┌─ MATERIALS PROVIDED
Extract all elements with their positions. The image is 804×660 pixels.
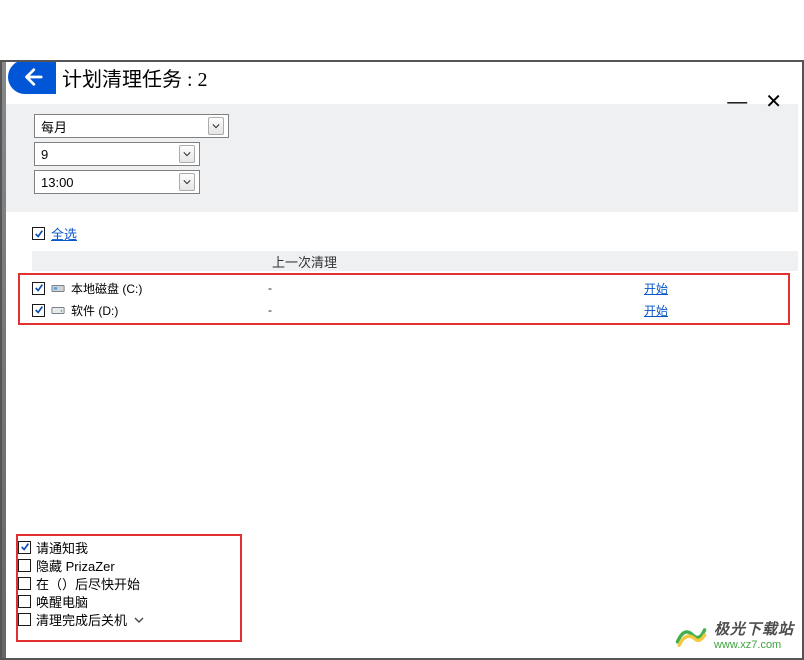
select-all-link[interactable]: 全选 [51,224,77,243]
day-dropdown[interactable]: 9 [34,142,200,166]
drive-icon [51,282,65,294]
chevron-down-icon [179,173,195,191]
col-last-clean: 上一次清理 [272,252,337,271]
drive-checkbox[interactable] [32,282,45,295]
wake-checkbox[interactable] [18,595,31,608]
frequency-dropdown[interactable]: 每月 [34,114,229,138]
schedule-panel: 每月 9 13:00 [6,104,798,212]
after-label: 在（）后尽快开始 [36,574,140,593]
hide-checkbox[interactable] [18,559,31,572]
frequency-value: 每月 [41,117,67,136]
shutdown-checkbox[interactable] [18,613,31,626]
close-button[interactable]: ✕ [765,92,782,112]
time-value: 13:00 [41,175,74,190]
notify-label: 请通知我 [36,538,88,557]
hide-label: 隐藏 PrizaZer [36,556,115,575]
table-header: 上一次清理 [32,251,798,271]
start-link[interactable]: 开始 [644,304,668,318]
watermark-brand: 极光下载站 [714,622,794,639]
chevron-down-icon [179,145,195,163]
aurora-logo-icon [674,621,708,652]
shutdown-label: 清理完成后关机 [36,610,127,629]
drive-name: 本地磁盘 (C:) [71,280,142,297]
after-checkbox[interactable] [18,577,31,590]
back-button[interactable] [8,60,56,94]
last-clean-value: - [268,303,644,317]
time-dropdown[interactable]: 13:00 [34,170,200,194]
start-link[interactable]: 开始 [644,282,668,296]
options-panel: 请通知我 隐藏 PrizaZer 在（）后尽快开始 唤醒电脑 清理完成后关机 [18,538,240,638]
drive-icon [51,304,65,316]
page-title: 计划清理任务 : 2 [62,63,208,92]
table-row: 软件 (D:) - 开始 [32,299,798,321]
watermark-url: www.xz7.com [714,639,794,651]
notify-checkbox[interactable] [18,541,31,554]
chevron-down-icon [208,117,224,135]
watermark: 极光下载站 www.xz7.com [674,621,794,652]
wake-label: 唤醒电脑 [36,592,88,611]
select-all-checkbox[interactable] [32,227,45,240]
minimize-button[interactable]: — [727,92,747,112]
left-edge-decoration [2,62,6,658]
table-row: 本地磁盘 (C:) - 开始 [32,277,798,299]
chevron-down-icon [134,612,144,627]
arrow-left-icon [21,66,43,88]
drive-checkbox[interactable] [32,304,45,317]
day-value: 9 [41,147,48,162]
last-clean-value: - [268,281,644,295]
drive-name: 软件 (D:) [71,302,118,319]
└─
» **PROBLEM DESCRIPTION**: Update the lines starting with the one containing "select-all-link[interactable]: 全选 [51,224,77,243]" and going on through the one containing "hide-checkbox[interactable] [18,559,31,572]", replacing "chevron-down-icon" with "arrow-down-icon" and leaving everything else unchanged.

» **TASK ANSWER**:
select-all-link[interactable]: 全选 [51,224,77,243]
day-dropdown[interactable]: 9 [34,142,200,166]
drive-icon [51,282,65,294]
arrow-down-icon [179,173,195,191]
col-last-clean: 上一次清理 [272,252,337,271]
drive-checkbox[interactable] [32,282,45,295]
wake-checkbox[interactable] [18,595,31,608]
frequency-dropdown[interactable]: 每月 [34,114,229,138]
schedule-panel: 每月 9 13:00 [6,104,798,212]
after-label: 在（）后尽快开始 [36,574,140,593]
hide-checkbox[interactable] [18,559,31,572]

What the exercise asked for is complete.